» **Problem description**:
From the listing below, pull out all lines with "hiredate" in them.

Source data
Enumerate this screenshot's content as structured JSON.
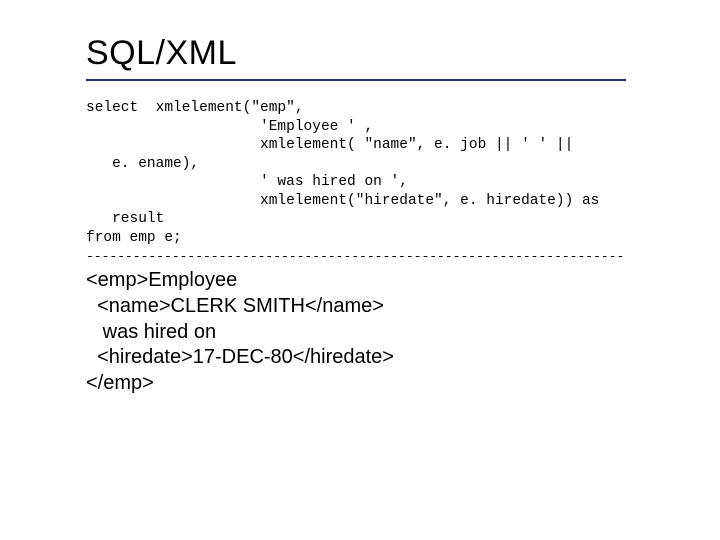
{
  "title": "SQL/XML",
  "code": {
    "l1": "select  xmlelement(\"emp\",",
    "l2": "                    'Employee ' ,",
    "l3": "                    xmlelement( \"name\", e. job || ' ' || ",
    "l4": "   e. ename),",
    "l5": "                    ' was hired on ',",
    "l6": "                    xmlelement(\"hiredate\", e. hiredate)) as ",
    "l7": "   result",
    "l8": "from emp e;"
  },
  "separator": "--------------------------------------------------------------------------------------------",
  "output": {
    "l1": "<emp>Employee",
    "l2": "  <name>CLERK SMITH</name>",
    "l3": "   was hired on",
    "l4": "  <hiredate>17-DEC-80</hiredate>",
    "l5": "</emp>"
  }
}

» **Full answer**:
    "l6": "                    xmlelement(\"hiredate\", e. hiredate)) as ",
    "l4": "  <hiredate>17-DEC-80</hiredate>",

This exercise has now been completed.